◆ The problem
Copy every line from the material below that holds "name".

◆ Exercise materials
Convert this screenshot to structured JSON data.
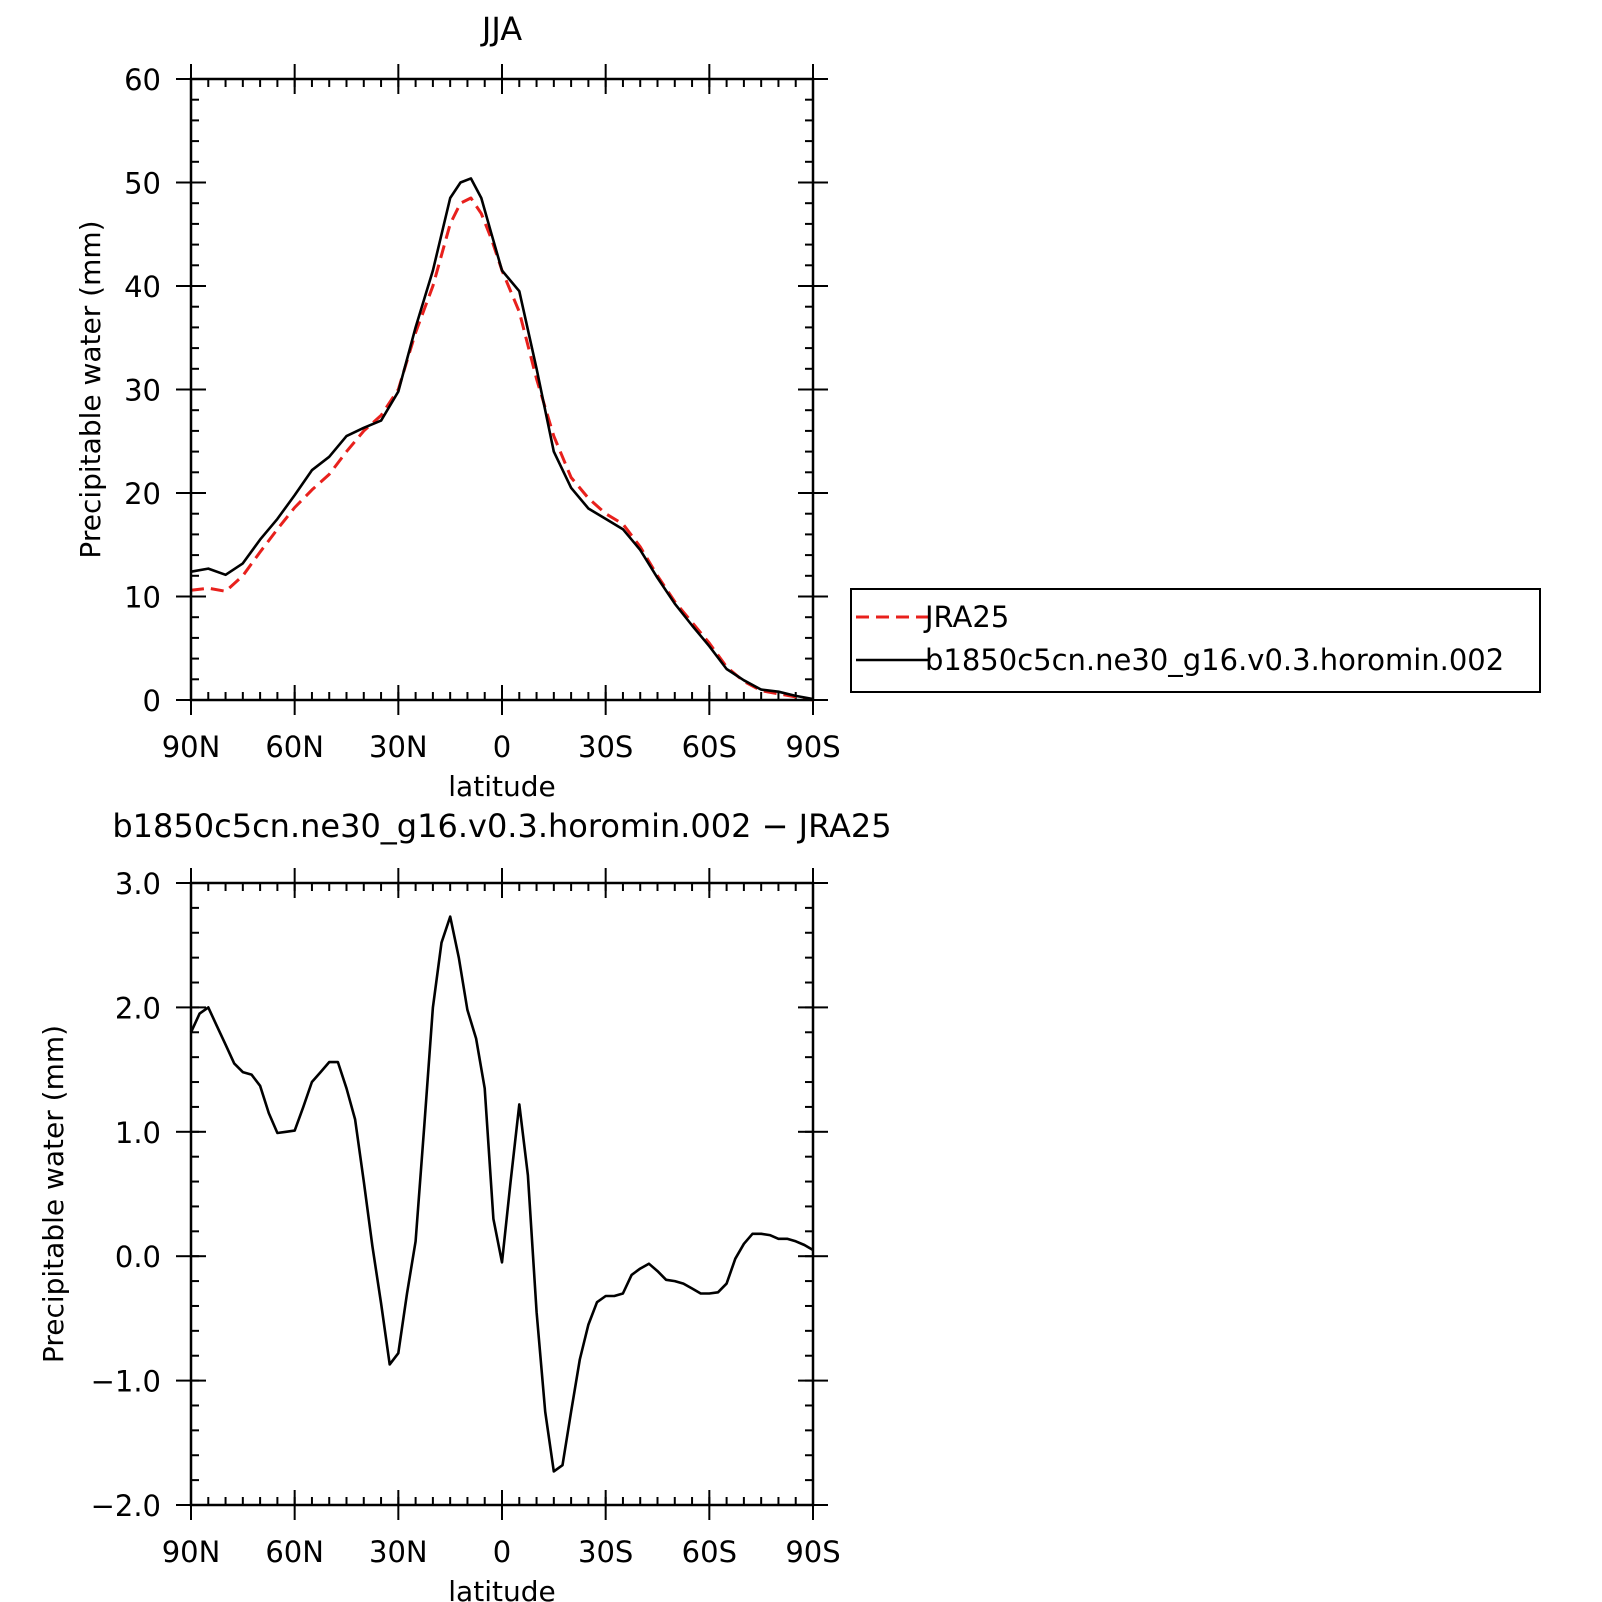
{
  "chart_data": [
    {
      "type": "line",
      "title": "JJA",
      "xlabel": "latitude",
      "ylabel": "Precipitable water (mm)",
      "xlim": [
        90,
        -90
      ],
      "ylim": [
        0,
        60
      ],
      "x_ticks": [
        90,
        60,
        30,
        0,
        -30,
        -60,
        -90
      ],
      "x_tick_labels": [
        "90N",
        "60N",
        "30N",
        "0",
        "30S",
        "60S",
        "90S"
      ],
      "y_ticks": [
        0,
        10,
        20,
        30,
        40,
        50,
        60
      ],
      "y_tick_labels": [
        "0",
        "10",
        "20",
        "30",
        "40",
        "50",
        "60"
      ],
      "y_minor_step": 2,
      "x_minor_step": 5,
      "legend_position": "right",
      "series": [
        {
          "name": "JRA25",
          "color": "#e8201c",
          "dash": true,
          "x": [
            90,
            85,
            80,
            75,
            70,
            65,
            60,
            55,
            50,
            45,
            40,
            35,
            30,
            25,
            20,
            15,
            12,
            9,
            6,
            3,
            0,
            -5,
            -10,
            -15,
            -20,
            -25,
            -30,
            -35,
            -40,
            -45,
            -50,
            -55,
            -60,
            -65,
            -70,
            -75,
            -80,
            -85,
            -90
          ],
          "values": [
            10.6,
            10.8,
            10.5,
            12.0,
            14.3,
            16.5,
            18.6,
            20.3,
            21.8,
            24.0,
            26.0,
            27.5,
            30.0,
            35.5,
            40.0,
            46.0,
            48.0,
            48.5,
            47.0,
            44.5,
            41.5,
            37.5,
            31.0,
            25.5,
            21.5,
            19.5,
            18.0,
            17.0,
            14.8,
            12.0,
            9.5,
            7.5,
            5.5,
            3.2,
            1.8,
            0.9,
            0.6,
            0.3,
            0.0
          ]
        },
        {
          "name": "b1850c5cn.ne30_g16.v0.3.horomin.002",
          "color": "#000000",
          "dash": false,
          "x": [
            90,
            85,
            80,
            75,
            70,
            65,
            60,
            55,
            50,
            45,
            40,
            35,
            30,
            25,
            20,
            15,
            12,
            9,
            6,
            3,
            0,
            -5,
            -10,
            -15,
            -20,
            -25,
            -30,
            -35,
            -40,
            -45,
            -50,
            -55,
            -60,
            -65,
            -70,
            -75,
            -80,
            -85,
            -90
          ],
          "values": [
            12.4,
            12.7,
            12.1,
            13.2,
            15.5,
            17.5,
            19.8,
            22.2,
            23.5,
            25.5,
            26.3,
            27.0,
            29.8,
            36.0,
            41.5,
            48.5,
            50.0,
            50.4,
            48.5,
            45.0,
            41.5,
            39.5,
            32.0,
            24.0,
            20.5,
            18.5,
            17.5,
            16.5,
            14.5,
            11.8,
            9.3,
            7.2,
            5.2,
            3.0,
            1.9,
            1.0,
            0.8,
            0.4,
            0.1
          ]
        }
      ]
    },
    {
      "type": "line",
      "title": "b1850c5cn.ne30_g16.v0.3.horomin.002 − JRA25",
      "xlabel": "latitude",
      "ylabel": "Precipitable water (mm)",
      "xlim": [
        90,
        -90
      ],
      "ylim": [
        -2.0,
        3.0
      ],
      "x_ticks": [
        90,
        60,
        30,
        0,
        -30,
        -60,
        -90
      ],
      "x_tick_labels": [
        "90N",
        "60N",
        "30N",
        "0",
        "30S",
        "60S",
        "90S"
      ],
      "y_ticks": [
        -2.0,
        -1.0,
        0.0,
        1.0,
        2.0,
        3.0
      ],
      "y_tick_labels": [
        "−2.0",
        "−1.0",
        "0.0",
        "1.0",
        "2.0",
        "3.0"
      ],
      "y_minor_step": 0.2,
      "x_minor_step": 5,
      "series": [
        {
          "color": "#000000",
          "x": [
            90,
            87.5,
            85,
            82.5,
            80,
            77.5,
            75,
            72.5,
            70,
            67.5,
            65,
            62.5,
            60,
            57.5,
            55,
            52.5,
            50,
            47.5,
            45,
            42.5,
            40,
            37.5,
            35,
            32.5,
            30,
            27.5,
            25,
            22.5,
            20,
            17.5,
            15,
            12.5,
            10,
            7.5,
            5,
            2.5,
            0,
            -2.5,
            -5,
            -7.5,
            -10,
            -12.5,
            -15,
            -17.5,
            -20,
            -22.5,
            -25,
            -27.5,
            -30,
            -32.5,
            -35,
            -37.5,
            -40,
            -42.5,
            -45,
            -47.5,
            -50,
            -52.5,
            -55,
            -57.5,
            -60,
            -62.5,
            -65,
            -67.5,
            -70,
            -72.5,
            -75,
            -77.5,
            -80,
            -82.5,
            -85,
            -87.5,
            -90
          ],
          "values": [
            1.8,
            1.95,
            2.0,
            1.85,
            1.7,
            1.55,
            1.48,
            1.46,
            1.37,
            1.15,
            0.99,
            1.0,
            1.01,
            1.2,
            1.4,
            1.48,
            1.56,
            1.56,
            1.35,
            1.1,
            0.6,
            0.08,
            -0.38,
            -0.87,
            -0.78,
            -0.3,
            0.12,
            1.05,
            2.0,
            2.52,
            2.73,
            2.4,
            1.98,
            1.75,
            1.35,
            0.3,
            -0.05,
            0.6,
            1.22,
            0.65,
            -0.45,
            -1.25,
            -1.73,
            -1.68,
            -1.25,
            -0.83,
            -0.55,
            -0.37,
            -0.32,
            -0.32,
            -0.3,
            -0.15,
            -0.1,
            -0.06,
            -0.12,
            -0.19,
            -0.2,
            -0.22,
            -0.26,
            -0.3,
            -0.3,
            -0.29,
            -0.22,
            -0.02,
            0.1,
            0.18,
            0.18,
            0.17,
            0.14,
            0.14,
            0.12,
            0.09,
            0.05
          ]
        }
      ]
    }
  ]
}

◆ Solution for this problem
          "name": "JRA25",
          "name": "b1850c5cn.ne30_g16.v0.3.horomin.002",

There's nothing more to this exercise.